## Do this:
Select each line where the word "короедами" appears.
/---
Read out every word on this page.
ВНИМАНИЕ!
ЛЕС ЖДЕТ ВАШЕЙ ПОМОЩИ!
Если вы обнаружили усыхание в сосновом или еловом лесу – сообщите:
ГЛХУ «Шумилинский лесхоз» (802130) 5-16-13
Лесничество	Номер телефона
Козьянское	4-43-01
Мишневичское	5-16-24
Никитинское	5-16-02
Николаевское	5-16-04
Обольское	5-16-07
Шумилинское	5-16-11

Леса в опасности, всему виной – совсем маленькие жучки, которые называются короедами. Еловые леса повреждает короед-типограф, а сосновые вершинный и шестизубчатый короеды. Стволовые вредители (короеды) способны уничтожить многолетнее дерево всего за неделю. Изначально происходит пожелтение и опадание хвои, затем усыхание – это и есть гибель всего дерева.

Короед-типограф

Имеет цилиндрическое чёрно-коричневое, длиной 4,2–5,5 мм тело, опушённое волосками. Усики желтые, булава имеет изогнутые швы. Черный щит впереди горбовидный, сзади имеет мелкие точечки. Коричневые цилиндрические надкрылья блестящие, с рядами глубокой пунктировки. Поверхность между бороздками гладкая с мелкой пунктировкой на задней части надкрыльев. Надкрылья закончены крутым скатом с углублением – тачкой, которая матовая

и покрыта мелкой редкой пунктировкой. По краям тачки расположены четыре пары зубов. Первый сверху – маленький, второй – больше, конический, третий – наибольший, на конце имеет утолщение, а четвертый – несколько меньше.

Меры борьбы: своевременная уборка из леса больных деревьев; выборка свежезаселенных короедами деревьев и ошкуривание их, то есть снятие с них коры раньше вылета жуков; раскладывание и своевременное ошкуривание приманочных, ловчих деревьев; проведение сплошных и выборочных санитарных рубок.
\---
## Written solution:
Леса в опасности, всему виной – совсем маленькие жучки, которые называются короедами. Еловые леса повреждает короед-типограф, а сосновые вершинный и шестизубчатый короеды. Стволовые вредители (короеды) способны уничтожить многолетнее дерево всего за неделю. Изначально происходит пожелтение и опадание хвои, затем усыхание – это и есть гибель всего дерева.
Меры борьбы: своевременная уборка из леса больных деревьев; выборка свежезаселенных короедами деревьев и ошкуривание их, то есть снятие с них коры раньше вылета жуков; раскладывание и своевременное ошкуривание приманочных, ловчих деревьев; проведение сплошных и выборочных санитарных рубок.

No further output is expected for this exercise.